• Work required: Everything from the line with "What data populates" through the last line of the records below should be copied exactly, both ends included.
┏━━
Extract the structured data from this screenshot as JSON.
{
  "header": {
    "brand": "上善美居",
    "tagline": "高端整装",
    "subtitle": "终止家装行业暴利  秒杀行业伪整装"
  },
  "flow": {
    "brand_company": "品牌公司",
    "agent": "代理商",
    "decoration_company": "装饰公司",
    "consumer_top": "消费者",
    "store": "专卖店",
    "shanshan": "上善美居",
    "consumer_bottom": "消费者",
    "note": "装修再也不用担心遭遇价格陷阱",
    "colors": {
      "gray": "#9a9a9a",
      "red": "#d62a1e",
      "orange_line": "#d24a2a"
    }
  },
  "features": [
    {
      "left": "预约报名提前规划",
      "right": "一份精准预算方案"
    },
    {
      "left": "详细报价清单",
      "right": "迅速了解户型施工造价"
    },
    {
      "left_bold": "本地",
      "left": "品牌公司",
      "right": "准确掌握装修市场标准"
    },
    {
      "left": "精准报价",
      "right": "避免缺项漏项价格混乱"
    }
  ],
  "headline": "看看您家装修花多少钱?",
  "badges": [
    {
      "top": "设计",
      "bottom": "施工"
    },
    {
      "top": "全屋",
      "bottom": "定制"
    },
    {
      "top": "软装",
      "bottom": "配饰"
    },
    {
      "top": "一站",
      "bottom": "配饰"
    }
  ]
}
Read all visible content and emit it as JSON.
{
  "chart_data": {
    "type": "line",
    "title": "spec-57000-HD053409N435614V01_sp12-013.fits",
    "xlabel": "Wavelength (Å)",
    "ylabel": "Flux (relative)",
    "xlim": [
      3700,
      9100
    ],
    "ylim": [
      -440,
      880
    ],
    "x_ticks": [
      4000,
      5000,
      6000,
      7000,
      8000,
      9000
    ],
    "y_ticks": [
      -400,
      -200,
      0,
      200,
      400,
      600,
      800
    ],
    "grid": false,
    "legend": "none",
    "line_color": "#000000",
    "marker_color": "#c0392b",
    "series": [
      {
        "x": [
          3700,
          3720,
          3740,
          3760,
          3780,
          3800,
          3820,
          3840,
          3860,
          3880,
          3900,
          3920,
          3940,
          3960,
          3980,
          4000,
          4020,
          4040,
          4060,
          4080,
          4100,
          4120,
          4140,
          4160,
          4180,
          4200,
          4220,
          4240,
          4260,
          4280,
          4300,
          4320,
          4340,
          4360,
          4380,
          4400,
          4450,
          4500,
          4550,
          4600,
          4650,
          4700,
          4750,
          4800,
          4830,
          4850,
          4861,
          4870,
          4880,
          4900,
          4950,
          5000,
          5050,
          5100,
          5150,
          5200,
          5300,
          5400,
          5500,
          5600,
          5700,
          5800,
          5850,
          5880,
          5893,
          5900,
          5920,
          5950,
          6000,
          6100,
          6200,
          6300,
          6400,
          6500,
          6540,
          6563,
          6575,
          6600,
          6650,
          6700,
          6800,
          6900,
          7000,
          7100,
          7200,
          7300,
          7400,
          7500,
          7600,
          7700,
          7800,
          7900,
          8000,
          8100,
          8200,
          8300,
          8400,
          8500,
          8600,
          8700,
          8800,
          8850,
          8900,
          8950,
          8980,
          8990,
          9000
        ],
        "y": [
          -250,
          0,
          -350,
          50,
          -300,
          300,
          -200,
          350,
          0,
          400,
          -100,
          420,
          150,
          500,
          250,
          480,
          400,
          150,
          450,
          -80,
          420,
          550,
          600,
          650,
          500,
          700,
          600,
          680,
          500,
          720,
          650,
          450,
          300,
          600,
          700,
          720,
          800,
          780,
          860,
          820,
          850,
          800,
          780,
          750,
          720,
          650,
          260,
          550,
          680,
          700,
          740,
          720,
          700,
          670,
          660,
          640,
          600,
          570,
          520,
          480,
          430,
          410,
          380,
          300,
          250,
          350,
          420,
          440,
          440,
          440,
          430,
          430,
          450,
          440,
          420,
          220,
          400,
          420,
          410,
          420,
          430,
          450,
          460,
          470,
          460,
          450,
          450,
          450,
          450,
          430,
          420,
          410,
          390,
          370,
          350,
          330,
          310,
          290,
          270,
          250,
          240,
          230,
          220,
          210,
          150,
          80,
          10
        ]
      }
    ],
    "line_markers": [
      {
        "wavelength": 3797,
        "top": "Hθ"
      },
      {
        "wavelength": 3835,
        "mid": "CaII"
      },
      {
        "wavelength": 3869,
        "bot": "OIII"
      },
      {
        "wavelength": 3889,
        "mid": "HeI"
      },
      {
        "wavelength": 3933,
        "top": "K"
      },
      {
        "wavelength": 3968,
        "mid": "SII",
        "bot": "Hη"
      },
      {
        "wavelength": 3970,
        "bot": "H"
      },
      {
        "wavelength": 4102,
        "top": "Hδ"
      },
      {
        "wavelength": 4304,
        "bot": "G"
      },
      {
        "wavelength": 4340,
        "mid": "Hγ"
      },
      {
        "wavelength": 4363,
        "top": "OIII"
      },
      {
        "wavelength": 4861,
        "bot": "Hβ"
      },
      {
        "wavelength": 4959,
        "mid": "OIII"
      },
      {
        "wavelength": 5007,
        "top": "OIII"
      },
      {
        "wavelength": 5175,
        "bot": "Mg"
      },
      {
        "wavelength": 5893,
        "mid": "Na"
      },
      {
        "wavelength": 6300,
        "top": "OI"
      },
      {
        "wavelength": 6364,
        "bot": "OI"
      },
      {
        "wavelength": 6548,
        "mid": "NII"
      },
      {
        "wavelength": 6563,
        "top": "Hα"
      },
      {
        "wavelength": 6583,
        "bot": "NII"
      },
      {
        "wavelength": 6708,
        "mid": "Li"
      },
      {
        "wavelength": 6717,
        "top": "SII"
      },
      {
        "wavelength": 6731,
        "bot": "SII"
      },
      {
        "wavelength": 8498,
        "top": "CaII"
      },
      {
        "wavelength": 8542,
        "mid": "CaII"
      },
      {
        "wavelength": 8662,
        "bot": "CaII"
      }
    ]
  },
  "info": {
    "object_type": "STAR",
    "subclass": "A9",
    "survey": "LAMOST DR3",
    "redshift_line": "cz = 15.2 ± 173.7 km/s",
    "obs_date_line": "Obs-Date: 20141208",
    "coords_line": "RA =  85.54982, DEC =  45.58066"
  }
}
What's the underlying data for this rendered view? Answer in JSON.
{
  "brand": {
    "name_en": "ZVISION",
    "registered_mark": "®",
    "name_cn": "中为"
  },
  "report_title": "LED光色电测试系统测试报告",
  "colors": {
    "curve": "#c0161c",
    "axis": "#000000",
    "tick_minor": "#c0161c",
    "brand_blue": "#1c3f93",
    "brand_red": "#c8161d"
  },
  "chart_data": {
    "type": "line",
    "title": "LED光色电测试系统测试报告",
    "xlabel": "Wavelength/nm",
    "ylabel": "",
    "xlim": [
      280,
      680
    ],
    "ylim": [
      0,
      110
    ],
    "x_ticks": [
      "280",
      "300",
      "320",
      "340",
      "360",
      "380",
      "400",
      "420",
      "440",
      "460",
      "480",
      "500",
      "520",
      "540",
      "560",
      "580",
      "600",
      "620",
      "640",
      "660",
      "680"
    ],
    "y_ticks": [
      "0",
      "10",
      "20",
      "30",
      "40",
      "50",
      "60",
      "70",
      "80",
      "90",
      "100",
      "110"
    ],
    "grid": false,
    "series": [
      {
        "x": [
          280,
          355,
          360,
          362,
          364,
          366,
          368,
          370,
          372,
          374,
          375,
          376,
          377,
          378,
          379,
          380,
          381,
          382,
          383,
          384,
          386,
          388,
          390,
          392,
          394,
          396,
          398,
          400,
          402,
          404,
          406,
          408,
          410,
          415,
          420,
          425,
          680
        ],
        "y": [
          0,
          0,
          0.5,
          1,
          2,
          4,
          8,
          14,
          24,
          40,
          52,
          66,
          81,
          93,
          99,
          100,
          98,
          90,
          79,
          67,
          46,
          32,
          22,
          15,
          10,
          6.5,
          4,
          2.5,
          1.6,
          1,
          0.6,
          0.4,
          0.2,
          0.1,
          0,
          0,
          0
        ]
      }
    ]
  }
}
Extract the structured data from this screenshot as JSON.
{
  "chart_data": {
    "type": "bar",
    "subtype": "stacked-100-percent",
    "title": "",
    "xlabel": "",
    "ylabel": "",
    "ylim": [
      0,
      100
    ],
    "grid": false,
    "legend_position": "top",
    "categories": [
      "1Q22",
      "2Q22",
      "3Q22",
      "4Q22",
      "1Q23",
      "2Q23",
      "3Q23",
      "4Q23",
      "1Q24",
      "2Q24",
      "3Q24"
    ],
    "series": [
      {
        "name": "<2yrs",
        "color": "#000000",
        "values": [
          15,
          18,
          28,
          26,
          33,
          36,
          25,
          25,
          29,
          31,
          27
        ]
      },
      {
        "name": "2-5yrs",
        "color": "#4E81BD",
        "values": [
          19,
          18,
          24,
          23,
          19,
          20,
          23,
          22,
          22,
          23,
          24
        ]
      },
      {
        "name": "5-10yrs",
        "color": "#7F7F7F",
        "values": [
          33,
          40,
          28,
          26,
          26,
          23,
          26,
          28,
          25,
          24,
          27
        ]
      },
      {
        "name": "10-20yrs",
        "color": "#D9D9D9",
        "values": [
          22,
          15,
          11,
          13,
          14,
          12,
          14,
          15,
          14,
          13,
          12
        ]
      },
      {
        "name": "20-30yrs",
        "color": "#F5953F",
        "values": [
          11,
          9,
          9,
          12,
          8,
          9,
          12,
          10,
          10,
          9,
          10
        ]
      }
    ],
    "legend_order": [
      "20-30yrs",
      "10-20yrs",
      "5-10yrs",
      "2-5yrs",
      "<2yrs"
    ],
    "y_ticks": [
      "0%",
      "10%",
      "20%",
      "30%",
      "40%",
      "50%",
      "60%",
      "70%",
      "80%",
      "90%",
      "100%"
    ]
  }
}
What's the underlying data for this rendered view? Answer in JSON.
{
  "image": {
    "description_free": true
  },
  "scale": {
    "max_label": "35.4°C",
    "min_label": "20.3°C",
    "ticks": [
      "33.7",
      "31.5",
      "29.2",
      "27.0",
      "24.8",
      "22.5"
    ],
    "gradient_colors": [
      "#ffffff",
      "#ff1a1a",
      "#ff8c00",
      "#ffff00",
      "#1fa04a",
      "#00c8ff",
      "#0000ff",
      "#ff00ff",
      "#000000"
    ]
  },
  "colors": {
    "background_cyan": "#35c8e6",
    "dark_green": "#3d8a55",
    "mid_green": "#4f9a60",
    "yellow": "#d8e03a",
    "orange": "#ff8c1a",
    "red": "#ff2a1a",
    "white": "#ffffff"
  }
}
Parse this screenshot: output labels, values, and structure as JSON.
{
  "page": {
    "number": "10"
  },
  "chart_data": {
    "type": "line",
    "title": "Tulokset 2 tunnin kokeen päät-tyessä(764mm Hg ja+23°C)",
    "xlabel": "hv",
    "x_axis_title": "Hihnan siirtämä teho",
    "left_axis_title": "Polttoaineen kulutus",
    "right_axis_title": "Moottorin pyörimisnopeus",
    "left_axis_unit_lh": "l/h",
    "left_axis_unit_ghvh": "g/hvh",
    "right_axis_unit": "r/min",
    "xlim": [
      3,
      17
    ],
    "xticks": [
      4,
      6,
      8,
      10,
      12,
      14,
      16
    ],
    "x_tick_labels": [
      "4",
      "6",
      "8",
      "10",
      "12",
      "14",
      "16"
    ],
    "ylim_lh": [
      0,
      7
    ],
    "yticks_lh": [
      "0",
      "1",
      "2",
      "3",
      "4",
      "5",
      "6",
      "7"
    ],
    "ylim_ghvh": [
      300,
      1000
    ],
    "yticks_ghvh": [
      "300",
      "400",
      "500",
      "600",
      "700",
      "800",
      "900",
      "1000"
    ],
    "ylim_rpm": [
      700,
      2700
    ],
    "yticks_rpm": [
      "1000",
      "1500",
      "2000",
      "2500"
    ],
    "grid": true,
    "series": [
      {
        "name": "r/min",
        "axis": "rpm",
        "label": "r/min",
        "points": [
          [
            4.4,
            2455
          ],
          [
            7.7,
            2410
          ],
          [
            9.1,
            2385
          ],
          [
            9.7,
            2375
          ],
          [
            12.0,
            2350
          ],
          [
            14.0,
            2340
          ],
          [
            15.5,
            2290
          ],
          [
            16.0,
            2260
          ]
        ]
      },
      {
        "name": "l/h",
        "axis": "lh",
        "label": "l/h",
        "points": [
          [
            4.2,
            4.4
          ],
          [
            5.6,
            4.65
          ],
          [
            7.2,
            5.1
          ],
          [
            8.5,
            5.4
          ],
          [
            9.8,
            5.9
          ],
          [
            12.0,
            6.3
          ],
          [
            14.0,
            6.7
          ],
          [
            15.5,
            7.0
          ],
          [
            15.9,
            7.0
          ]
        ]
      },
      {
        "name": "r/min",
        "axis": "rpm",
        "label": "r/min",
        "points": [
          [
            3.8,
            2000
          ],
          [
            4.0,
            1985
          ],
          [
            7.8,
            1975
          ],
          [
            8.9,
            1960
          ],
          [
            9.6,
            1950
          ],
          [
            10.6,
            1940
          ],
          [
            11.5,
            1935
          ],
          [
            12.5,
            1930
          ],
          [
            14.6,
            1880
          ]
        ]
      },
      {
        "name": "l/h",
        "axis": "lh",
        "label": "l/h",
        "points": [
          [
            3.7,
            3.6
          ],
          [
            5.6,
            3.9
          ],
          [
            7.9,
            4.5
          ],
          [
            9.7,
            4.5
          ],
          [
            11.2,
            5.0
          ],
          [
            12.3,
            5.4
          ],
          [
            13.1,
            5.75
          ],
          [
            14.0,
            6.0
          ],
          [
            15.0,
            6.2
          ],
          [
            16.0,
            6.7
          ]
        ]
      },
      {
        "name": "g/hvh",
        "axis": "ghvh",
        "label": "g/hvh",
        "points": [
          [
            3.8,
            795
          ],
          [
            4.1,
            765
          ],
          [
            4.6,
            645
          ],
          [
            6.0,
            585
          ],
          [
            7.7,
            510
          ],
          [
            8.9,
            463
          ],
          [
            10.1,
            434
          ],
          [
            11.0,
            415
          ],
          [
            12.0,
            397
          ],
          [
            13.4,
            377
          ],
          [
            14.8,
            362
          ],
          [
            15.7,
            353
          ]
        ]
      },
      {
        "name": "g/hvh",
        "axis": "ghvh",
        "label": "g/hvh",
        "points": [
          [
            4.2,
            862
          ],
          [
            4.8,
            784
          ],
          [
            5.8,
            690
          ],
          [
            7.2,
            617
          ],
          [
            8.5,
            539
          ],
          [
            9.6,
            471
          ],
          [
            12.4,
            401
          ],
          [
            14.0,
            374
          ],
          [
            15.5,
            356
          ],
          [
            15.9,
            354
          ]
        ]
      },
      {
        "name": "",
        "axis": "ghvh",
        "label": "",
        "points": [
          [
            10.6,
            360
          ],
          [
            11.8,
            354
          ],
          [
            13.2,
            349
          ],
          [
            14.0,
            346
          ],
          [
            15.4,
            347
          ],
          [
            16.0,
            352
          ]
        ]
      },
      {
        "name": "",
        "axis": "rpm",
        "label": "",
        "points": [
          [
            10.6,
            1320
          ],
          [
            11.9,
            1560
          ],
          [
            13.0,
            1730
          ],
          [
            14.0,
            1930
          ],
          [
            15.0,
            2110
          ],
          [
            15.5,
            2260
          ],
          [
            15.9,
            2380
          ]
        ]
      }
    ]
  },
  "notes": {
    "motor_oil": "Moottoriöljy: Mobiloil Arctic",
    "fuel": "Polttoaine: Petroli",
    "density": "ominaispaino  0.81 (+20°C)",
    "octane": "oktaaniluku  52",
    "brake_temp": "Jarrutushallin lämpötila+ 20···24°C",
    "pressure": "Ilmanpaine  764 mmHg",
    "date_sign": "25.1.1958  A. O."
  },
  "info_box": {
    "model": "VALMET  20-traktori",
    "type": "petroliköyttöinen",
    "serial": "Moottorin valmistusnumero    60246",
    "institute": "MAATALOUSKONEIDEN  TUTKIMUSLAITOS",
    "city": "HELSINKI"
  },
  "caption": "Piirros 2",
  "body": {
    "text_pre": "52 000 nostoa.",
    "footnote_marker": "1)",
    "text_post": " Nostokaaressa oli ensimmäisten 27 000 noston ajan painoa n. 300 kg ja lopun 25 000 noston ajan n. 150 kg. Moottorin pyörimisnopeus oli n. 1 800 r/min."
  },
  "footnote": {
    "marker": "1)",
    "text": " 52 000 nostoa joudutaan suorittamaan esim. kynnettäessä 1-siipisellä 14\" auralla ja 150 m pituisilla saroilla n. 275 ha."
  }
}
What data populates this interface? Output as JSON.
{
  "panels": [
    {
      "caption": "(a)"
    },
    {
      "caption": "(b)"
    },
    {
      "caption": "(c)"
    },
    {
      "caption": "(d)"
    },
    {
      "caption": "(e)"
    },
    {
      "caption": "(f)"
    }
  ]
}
┗━━
• Output for this task:
What data populates this interface? Output as JSON.
{
  "panels": [
    {
      "caption": "(a)"
    },
    {
      "caption": "(b)"
    },
    {
      "caption": "(c)"
    },
    {
      "caption": "(d)"
    },
    {
      "caption": "(e)"
    },
    {
      "caption": "(f)"
    }
  ]
}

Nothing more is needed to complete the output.